## PROBLEM STATEMENT
Every line of the material below must be repeated exactly.

## INFORMATION SUPPLIED
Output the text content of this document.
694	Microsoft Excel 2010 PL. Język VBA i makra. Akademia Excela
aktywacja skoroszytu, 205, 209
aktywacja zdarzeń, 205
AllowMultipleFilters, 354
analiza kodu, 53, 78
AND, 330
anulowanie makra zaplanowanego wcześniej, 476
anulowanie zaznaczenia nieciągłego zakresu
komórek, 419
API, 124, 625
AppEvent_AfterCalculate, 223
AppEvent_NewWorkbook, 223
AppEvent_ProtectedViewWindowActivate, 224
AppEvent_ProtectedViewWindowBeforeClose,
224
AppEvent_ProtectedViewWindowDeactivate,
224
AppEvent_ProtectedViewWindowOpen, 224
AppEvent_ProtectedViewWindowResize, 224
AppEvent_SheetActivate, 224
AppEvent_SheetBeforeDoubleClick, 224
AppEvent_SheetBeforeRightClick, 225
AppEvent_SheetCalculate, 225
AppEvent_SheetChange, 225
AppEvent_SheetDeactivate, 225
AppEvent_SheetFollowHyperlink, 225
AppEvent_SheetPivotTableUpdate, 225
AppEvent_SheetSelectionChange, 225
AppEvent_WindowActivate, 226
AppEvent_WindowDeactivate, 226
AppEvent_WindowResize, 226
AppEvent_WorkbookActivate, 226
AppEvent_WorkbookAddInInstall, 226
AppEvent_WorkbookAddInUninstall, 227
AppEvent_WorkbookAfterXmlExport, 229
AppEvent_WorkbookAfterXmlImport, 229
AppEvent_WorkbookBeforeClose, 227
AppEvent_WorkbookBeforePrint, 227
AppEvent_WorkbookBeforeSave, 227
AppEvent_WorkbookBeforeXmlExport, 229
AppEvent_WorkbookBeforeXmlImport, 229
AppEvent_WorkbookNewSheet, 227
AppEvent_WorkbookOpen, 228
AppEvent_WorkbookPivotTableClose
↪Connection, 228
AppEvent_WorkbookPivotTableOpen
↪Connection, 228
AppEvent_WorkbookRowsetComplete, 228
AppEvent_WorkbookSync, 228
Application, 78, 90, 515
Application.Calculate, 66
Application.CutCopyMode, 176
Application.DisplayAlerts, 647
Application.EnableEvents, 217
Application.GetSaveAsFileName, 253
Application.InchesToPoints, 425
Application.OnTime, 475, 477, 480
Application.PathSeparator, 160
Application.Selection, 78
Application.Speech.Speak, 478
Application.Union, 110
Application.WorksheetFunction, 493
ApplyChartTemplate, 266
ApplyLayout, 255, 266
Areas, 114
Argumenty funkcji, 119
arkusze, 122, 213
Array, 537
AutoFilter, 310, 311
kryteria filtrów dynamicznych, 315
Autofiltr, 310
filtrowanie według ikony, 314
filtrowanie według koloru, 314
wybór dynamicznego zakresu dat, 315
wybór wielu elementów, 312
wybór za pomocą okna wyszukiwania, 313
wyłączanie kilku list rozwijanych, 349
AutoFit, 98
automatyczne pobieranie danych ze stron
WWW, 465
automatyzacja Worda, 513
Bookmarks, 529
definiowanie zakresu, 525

## SOLUTION TO THIS EXERCISE
Output the text content of this document.
694	Microsoft Excel 2010 PL. Język VBA i makra. Akademia Excela
aktywacja skoroszytu, 205, 209
aktywacja zdarzeń, 205
AllowMultipleFilters, 354
analiza kodu, 53, 78
AND, 330
anulowanie makra zaplanowanego wcześniej, 476
anulowanie zaznaczenia nieciągłego zakresu
komórek, 419
API, 124, 625
AppEvent_AfterCalculate, 223
AppEvent_NewWorkbook, 223
AppEvent_ProtectedViewWindowActivate, 224
AppEvent_ProtectedViewWindowBeforeClose,
224
AppEvent_ProtectedViewWindowDeactivate,
224
AppEvent_ProtectedViewWindowOpen, 224
AppEvent_ProtectedViewWindowResize, 224
AppEvent_SheetActivate, 224
AppEvent_SheetBeforeDoubleClick, 224
AppEvent_SheetBeforeRightClick, 225
AppEvent_SheetCalculate, 225
AppEvent_SheetChange, 225
AppEvent_SheetDeactivate, 225
AppEvent_SheetFollowHyperlink, 225
AppEvent_SheetPivotTableUpdate, 225
AppEvent_SheetSelectionChange, 225
AppEvent_WindowActivate, 226
AppEvent_WindowDeactivate, 226
AppEvent_WindowResize, 226
AppEvent_WorkbookActivate, 226
AppEvent_WorkbookAddInInstall, 226
AppEvent_WorkbookAddInUninstall, 227
AppEvent_WorkbookAfterXmlExport, 229
AppEvent_WorkbookAfterXmlImport, 229
AppEvent_WorkbookBeforeClose, 227
AppEvent_WorkbookBeforePrint, 227
AppEvent_WorkbookBeforeSave, 227
AppEvent_WorkbookBeforeXmlExport, 229
AppEvent_WorkbookBeforeXmlImport, 229
AppEvent_WorkbookNewSheet, 227
AppEvent_WorkbookOpen, 228
AppEvent_WorkbookPivotTableClose
↪Connection, 228
AppEvent_WorkbookPivotTableOpen
↪Connection, 228
AppEvent_WorkbookRowsetComplete, 228
AppEvent_WorkbookSync, 228
Application, 78, 90, 515
Application.Calculate, 66
Application.CutCopyMode, 176
Application.DisplayAlerts, 647
Application.EnableEvents, 217
Application.GetSaveAsFileName, 253
Application.InchesToPoints, 425
Application.OnTime, 475, 477, 480
Application.PathSeparator, 160
Application.Selection, 78
Application.Speech.Speak, 478
Application.Union, 110
Application.WorksheetFunction, 493
ApplyChartTemplate, 266
ApplyLayout, 255, 266
Areas, 114
Argumenty funkcji, 119
arkusze, 122, 213
Array, 537
AutoFilter, 310, 311
kryteria filtrów dynamicznych, 315
Autofiltr, 310
filtrowanie według ikony, 314
filtrowanie według koloru, 314
wybór dynamicznego zakresu dat, 315
wybór wielu elementów, 312
wybór za pomocą okna wyszukiwania, 313
wyłączanie kilku list rozwijanych, 349
AutoFit, 98
automatyczne pobieranie danych ze stron
WWW, 465
automatyzacja Worda, 513
Bookmarks, 529
definiowanie zakresu, 525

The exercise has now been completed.